Selected passage -
First-Principles Study of Mg-Induced Phase Stabilization in Ga$_2$O$_3$ polymorphs

TL;DR

This study uses density functional theory to explore how magnesium incorporation affects the phase stability of Ga₂O₃ polymorphs, explaining experimental stabilization of the γ phase during epitaxial growth.

Contribution

It provides a first-principles thermodynamic analysis showing Mg reduces energy differences among Ga₂O₃ phases, highlighting entropy's role in stabilizing the γ phase.

Findings

Mg incorporation decreases energy differences between phases

γ phase becomes more stable with Mg due to entropy effects

Results explain experimental stabilization of γ phase on MgAl₂O₄ substrates

Abstract

In this study, we investigate the effect of Mg incorporation on the relative phase stability of the four primary Ga$_2$O$_3$ polymorphs using density functional theory (DFT) calculations, with the goal of rationalizing experimental observations suggesting that diffusion from MgAl$_2$O$_4$ substrates contributes to relative stabilization of the $\gamma$ phase. Mg incorporation is modeled up to 25% of Ga sites within supercells derived from fully relaxed unit cells of each polymorph. Our results show that while $\beta$-Ga$_2$O$_3$ remains the thermodynamically most stable phase, the enthalpic differences between polymorphs decrease with increasing Mg content. The inherently disordered $\gamma$ phase, with its high configurational entropy, becomes less energetically unfavorable under Mg substitution, suggesting that entropy-driven stabilization may facilitate its formation under high-temperature and/or nonequilibrium growth conditions such as those previously reported. These findings provide a thermodynamic rationale for the experimental observation of the $\gamma$ phase during epitaxial growth on MgAl$_2$O$_4$ spinel substrates.

Data provided -
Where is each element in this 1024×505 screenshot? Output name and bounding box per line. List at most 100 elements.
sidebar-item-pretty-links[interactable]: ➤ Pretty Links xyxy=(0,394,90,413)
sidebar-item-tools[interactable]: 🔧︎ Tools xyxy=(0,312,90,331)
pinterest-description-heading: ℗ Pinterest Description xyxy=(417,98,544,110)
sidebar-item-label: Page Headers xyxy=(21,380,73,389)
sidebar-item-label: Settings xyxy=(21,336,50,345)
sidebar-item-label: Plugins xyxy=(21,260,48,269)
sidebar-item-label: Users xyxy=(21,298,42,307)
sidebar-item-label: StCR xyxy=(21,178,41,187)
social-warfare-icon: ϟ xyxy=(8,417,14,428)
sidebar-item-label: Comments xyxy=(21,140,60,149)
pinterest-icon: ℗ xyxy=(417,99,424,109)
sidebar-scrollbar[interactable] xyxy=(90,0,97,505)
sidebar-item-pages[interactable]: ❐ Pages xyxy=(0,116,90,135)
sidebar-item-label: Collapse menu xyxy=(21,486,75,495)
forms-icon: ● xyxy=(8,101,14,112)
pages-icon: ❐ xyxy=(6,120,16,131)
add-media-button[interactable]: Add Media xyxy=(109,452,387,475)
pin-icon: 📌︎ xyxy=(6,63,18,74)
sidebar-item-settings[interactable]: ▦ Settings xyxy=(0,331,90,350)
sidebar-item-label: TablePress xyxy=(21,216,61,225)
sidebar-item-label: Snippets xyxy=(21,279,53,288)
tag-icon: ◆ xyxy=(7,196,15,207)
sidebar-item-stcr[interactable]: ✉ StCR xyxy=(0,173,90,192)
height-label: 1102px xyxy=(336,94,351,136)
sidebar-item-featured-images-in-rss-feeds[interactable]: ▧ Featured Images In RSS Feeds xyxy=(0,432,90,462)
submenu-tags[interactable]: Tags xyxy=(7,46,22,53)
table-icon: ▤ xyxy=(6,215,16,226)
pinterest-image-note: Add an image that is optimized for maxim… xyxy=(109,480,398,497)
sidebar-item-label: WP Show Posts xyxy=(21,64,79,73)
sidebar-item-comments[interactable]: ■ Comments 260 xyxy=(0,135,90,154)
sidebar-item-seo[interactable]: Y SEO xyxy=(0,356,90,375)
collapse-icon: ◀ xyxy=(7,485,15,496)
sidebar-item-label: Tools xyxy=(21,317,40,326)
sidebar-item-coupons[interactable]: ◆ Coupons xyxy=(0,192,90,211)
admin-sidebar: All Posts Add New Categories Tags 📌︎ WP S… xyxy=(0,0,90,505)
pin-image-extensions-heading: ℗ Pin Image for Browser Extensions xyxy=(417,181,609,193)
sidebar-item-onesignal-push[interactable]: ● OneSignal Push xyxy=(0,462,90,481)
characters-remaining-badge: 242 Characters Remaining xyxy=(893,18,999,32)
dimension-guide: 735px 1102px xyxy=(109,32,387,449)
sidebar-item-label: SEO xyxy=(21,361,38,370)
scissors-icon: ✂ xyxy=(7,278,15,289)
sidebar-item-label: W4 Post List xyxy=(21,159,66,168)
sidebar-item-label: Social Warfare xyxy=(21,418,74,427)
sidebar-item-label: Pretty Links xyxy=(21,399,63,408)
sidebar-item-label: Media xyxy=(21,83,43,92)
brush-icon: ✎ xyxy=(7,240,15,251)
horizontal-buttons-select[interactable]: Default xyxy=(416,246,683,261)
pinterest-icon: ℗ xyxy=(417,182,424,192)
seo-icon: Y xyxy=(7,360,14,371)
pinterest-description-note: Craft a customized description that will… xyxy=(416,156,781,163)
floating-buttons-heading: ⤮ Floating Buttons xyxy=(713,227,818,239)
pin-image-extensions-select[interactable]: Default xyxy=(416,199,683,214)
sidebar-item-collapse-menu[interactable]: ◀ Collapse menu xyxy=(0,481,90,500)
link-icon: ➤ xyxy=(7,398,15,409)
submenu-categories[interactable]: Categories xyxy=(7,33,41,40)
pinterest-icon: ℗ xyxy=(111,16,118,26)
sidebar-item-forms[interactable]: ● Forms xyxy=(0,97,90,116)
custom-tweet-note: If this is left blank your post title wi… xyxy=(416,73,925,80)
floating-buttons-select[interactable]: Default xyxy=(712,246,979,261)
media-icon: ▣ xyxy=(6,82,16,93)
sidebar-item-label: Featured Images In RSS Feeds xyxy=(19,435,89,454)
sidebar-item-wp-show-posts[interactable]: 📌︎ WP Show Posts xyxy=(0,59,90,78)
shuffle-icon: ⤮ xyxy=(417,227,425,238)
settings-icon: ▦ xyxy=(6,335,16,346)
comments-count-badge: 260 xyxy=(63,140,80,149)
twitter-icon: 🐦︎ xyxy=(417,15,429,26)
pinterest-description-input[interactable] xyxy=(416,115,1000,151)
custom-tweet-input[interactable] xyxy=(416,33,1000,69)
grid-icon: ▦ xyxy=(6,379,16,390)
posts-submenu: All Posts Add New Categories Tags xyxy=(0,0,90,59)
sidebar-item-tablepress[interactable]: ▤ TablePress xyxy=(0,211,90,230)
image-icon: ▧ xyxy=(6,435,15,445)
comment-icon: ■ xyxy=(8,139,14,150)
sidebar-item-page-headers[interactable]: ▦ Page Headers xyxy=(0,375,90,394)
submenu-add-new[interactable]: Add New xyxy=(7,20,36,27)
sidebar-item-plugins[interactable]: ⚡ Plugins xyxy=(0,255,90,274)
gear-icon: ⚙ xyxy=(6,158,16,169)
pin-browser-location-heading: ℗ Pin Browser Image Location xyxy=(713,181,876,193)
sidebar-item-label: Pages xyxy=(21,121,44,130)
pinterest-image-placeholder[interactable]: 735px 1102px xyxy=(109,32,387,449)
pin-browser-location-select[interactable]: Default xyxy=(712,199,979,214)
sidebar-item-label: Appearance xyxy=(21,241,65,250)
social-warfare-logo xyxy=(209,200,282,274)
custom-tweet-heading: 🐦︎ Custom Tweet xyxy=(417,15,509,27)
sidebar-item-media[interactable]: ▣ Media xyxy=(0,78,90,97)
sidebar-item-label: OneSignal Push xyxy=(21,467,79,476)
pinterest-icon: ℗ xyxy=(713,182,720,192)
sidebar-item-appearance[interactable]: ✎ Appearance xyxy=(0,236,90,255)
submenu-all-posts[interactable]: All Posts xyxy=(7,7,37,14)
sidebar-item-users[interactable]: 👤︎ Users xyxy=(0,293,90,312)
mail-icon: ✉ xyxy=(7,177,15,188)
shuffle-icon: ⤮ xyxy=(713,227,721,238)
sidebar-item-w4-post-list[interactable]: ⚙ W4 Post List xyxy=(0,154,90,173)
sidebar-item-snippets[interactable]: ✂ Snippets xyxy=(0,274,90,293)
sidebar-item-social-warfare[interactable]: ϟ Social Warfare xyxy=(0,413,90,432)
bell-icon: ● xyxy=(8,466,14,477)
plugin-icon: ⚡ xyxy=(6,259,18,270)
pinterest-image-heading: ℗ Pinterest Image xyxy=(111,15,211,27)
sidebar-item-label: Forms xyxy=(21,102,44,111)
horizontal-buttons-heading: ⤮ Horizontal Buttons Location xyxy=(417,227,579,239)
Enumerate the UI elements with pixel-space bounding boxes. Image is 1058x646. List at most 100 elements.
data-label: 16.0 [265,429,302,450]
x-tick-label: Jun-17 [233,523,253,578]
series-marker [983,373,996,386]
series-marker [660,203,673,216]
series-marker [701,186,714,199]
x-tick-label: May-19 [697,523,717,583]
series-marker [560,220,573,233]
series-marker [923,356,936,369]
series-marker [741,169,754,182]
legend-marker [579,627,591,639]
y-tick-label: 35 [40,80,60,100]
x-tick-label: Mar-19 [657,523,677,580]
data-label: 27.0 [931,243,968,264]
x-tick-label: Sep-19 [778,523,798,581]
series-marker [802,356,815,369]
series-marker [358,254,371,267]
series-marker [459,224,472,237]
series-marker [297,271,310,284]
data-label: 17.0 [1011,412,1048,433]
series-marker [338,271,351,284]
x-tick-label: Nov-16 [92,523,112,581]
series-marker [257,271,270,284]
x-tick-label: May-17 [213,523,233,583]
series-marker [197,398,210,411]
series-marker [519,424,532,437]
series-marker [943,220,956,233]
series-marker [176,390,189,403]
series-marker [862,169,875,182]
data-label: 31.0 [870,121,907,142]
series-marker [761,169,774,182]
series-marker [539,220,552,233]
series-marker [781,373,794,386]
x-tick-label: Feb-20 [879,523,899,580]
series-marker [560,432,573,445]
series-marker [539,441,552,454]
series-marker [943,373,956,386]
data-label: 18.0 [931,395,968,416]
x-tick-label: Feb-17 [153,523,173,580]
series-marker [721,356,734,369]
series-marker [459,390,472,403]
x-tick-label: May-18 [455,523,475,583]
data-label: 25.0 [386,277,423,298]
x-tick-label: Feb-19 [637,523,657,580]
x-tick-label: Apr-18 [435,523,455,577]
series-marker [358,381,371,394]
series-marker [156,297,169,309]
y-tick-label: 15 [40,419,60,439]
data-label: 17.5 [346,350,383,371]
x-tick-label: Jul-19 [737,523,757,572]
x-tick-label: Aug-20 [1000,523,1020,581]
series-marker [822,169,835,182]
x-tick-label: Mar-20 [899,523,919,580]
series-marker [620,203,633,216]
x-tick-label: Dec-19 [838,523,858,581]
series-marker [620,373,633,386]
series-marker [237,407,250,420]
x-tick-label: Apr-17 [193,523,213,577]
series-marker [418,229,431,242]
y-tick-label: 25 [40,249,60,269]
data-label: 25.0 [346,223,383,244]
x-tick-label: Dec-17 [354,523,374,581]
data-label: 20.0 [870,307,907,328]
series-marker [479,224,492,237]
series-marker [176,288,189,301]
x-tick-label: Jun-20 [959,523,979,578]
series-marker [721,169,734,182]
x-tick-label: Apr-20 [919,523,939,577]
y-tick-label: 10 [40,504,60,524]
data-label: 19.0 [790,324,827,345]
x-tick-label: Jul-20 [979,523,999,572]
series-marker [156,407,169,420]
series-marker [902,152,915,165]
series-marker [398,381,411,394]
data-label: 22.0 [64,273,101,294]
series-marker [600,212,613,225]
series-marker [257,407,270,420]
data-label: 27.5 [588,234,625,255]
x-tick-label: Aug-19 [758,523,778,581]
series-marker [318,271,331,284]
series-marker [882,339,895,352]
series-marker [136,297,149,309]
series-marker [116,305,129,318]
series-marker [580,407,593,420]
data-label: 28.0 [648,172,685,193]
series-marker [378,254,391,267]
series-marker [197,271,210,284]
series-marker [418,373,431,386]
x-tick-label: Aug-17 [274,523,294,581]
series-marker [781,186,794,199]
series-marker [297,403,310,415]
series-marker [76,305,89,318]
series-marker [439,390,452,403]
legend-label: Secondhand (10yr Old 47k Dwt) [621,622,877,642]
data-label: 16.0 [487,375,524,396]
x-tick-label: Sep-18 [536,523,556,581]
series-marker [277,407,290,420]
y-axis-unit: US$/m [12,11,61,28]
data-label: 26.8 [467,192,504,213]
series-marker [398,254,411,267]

Problems to work on -
**a)** List every item that appears under the Findings header of the Ga₂O₃ study summary above.
**b)** Reproduce word for word the passage of the Ga₂O₃ study summary from "Contribution" up to and including "the γ phase.".
**c)** Decide whether each statement agrees with the Ga₂O₃ study summary. Answer yes or no, and quote the words that decide it.
(i) Mg incorporation is modeled up to 25% of Ga sites.
(ii) With Mg added, the γ phase becomes the thermodynamically most stable phase.
(iii) The enthalpic differences between polymorphs grow as Mg content increases.

Responses to the exercise -
**a)**
- Mg incorporation decreases energy differences between phases
- γ phase becomes more stable with Mg due to entropy effects
- Results explain experimental stabilization of γ phase on MgAl₂O₄ substrates

**b)**
Contribution

It provides a first-principles thermodynamic analysis showing Mg reduces energy differences among Ga₂O₃ phases, highlighting entropy's role in stabilizing the γ phase.

**c)**
(i) Yes: "Mg incorporation is modeled up to 25% of Ga sites within supercells derived from fully relaxed unit cells of each polymorph."
(ii) No: "remains the thermodynamically most stable phase"
(iii) No: "the enthalpic differences between polymorphs decrease with increasing Mg content."